▶ [EXERCISE INPUT]:
┌──
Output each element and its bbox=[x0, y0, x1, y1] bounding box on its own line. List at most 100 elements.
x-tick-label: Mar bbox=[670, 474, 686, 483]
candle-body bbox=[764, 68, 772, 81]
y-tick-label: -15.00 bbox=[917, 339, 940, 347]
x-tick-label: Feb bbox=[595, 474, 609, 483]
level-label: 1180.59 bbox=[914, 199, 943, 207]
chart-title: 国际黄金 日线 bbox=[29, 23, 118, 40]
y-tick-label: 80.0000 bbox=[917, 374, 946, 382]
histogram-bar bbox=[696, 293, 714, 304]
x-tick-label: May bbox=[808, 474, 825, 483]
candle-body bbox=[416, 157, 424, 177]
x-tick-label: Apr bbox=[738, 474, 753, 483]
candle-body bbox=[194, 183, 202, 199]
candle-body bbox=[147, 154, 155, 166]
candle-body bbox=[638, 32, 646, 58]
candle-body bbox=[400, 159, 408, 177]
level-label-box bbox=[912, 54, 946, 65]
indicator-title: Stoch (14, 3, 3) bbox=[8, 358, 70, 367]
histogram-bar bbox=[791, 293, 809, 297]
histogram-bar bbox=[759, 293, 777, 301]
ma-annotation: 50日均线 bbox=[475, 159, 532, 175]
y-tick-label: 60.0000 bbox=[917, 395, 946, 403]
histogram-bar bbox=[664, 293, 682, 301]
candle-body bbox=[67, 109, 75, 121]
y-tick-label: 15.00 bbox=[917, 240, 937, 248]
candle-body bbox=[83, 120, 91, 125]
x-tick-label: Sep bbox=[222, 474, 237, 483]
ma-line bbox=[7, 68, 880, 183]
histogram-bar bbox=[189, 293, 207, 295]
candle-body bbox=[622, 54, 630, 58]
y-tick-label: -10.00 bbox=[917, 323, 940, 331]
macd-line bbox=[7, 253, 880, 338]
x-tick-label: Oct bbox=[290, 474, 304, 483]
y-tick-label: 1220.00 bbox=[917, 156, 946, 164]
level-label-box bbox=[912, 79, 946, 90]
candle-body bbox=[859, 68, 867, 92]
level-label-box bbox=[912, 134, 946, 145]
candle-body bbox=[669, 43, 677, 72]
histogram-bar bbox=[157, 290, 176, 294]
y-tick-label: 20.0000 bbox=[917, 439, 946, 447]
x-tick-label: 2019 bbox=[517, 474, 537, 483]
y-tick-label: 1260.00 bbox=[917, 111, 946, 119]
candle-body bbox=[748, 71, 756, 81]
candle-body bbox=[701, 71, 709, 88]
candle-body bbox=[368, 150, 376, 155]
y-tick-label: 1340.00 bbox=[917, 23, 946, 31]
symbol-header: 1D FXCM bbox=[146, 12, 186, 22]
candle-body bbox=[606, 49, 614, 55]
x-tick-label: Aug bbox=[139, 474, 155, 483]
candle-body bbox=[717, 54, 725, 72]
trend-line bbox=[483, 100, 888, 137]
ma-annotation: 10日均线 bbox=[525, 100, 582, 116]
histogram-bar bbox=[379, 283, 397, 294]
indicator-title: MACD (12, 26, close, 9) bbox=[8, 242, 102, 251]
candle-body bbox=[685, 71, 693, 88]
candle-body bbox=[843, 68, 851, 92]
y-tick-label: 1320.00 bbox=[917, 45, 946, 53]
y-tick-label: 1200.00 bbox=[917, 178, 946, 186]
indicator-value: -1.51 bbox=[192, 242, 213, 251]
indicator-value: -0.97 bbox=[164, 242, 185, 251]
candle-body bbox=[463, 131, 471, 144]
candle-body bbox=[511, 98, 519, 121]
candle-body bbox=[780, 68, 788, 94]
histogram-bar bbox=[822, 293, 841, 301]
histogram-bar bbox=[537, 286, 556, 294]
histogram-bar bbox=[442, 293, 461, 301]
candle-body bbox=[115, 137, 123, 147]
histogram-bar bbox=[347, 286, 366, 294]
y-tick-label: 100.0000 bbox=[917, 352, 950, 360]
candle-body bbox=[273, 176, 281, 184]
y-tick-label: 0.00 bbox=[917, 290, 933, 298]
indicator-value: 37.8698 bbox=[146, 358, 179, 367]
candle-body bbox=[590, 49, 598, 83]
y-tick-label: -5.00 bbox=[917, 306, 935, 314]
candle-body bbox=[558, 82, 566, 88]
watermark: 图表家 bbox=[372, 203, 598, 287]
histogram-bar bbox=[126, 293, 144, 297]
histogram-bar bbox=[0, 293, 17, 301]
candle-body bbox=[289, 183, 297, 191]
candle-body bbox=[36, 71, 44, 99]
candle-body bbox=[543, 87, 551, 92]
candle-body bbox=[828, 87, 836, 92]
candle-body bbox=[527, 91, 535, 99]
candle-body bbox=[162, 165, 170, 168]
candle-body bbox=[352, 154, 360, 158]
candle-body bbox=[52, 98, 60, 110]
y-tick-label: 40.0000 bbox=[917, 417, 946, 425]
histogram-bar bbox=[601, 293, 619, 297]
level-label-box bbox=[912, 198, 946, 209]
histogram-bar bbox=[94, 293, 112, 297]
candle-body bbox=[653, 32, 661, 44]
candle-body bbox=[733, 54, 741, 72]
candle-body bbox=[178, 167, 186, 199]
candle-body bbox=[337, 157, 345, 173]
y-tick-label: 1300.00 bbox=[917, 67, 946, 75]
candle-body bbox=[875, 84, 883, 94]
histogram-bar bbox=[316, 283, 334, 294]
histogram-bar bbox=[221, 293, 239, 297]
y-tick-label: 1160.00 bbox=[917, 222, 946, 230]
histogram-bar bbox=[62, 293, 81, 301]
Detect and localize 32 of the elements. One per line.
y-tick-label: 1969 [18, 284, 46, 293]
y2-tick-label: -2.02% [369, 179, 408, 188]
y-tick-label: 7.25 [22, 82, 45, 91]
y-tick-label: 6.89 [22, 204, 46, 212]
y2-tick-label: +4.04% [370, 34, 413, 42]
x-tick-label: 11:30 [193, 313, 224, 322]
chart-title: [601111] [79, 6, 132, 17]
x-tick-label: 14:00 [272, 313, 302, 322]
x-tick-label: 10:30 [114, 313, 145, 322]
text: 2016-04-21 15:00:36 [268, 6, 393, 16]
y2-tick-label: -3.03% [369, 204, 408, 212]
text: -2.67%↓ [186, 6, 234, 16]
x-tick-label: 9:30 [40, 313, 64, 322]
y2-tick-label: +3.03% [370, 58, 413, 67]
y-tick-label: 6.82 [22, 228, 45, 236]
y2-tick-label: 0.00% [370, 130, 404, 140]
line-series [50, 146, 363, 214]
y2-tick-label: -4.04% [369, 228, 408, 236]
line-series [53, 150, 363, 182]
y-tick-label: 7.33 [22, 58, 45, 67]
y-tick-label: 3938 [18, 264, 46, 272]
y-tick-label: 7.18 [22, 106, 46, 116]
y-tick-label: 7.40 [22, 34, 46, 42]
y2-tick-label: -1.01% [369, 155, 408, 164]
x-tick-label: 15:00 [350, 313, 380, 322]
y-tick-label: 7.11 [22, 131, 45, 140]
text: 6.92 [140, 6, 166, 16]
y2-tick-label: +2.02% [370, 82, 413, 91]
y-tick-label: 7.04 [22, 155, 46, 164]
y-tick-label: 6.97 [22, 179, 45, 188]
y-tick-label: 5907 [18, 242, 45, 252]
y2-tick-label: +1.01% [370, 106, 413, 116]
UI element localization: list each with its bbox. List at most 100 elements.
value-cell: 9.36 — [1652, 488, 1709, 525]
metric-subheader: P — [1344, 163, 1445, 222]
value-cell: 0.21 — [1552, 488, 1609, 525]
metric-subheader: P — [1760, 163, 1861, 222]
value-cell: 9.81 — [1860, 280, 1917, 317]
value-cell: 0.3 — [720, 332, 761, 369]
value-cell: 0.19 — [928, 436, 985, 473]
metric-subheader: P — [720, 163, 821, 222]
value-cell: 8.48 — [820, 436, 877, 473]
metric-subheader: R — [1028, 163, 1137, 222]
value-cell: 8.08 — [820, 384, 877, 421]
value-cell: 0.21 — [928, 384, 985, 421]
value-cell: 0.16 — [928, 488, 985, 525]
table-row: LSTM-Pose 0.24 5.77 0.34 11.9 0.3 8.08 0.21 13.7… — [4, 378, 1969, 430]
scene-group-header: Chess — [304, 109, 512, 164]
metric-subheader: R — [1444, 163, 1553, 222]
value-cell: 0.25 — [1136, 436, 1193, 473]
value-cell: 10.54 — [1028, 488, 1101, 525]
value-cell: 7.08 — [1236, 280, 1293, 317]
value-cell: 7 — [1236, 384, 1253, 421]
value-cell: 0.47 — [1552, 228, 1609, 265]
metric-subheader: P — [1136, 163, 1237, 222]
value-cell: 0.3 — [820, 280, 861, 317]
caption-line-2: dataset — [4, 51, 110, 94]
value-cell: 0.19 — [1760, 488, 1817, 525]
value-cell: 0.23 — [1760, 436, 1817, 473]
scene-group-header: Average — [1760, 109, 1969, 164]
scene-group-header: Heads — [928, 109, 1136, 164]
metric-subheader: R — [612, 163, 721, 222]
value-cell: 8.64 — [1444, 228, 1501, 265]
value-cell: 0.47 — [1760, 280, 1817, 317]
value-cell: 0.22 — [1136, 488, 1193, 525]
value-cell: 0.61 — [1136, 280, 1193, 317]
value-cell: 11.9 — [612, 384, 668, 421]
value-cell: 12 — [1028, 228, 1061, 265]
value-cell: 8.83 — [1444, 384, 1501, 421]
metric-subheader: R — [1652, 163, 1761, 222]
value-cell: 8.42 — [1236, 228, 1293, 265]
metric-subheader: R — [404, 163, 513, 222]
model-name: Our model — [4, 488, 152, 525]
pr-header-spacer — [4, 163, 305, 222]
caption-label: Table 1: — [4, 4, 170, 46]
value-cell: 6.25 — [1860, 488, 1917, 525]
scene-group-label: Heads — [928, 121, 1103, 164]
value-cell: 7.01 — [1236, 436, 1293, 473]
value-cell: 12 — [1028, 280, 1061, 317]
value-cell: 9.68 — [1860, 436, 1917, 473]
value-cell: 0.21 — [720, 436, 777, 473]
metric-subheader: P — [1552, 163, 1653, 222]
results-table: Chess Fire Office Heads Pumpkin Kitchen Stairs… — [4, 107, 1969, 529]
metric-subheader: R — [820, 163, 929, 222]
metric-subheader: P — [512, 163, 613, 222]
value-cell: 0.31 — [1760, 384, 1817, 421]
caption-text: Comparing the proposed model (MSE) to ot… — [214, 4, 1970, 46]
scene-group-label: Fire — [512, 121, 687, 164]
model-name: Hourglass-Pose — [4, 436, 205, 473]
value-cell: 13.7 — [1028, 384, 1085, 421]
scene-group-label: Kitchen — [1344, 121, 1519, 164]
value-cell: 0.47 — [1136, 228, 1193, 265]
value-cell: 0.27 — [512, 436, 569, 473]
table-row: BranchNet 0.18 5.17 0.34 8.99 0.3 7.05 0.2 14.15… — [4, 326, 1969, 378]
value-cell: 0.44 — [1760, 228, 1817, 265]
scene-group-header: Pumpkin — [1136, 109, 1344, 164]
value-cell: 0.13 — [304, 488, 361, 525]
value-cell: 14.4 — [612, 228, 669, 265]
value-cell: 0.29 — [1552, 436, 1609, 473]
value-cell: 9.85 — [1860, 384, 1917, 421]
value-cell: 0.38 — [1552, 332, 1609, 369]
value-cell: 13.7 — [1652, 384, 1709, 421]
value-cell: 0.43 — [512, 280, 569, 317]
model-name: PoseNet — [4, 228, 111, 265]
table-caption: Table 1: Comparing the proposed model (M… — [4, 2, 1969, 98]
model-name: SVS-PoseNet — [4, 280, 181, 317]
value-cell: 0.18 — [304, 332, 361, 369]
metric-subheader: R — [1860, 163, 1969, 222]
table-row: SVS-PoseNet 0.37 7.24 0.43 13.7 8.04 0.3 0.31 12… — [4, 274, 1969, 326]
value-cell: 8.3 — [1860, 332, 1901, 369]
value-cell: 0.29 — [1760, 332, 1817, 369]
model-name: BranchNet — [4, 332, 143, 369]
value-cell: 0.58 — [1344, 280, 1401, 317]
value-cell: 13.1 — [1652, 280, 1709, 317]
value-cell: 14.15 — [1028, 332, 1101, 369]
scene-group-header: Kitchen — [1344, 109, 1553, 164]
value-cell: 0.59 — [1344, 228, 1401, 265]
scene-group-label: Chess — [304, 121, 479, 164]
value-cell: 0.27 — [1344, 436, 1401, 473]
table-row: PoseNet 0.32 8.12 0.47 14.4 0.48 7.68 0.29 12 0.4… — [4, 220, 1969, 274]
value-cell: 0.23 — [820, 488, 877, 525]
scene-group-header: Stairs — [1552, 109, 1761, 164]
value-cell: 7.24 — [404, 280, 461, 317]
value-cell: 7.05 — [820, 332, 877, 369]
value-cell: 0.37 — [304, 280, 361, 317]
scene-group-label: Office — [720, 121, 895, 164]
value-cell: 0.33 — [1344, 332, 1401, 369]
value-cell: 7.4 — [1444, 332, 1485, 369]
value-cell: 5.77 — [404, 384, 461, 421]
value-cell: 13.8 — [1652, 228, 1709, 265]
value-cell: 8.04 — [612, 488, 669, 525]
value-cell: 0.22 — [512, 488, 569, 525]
└──
▶ [AIM]:
Please return the listing word for word, starting at its first line and ending at the line that contains "indicator-title: Stoch (14, 3, 3)", with both of those lines included.

▶ [EXERCISE RESULT]:
Output each element and its bbox=[x0, y0, x1, y1] bounding box on its own line. List at most 100 elements.
x-tick-label: Mar bbox=[670, 474, 686, 483]
candle-body bbox=[764, 68, 772, 81]
y-tick-label: -15.00 bbox=[917, 339, 940, 347]
x-tick-label: Feb bbox=[595, 474, 609, 483]
level-label: 1180.59 bbox=[914, 199, 943, 207]
chart-title: 国际黄金 日线 bbox=[29, 23, 118, 40]
y-tick-label: 80.0000 bbox=[917, 374, 946, 382]
histogram-bar bbox=[696, 293, 714, 304]
x-tick-label: May bbox=[808, 474, 825, 483]
candle-body bbox=[416, 157, 424, 177]
x-tick-label: Apr bbox=[738, 474, 753, 483]
candle-body bbox=[194, 183, 202, 199]
candle-body bbox=[147, 154, 155, 166]
candle-body bbox=[638, 32, 646, 58]
candle-body bbox=[400, 159, 408, 177]
level-label-box bbox=[912, 54, 946, 65]
indicator-title: Stoch (14, 3, 3) bbox=[8, 358, 70, 367]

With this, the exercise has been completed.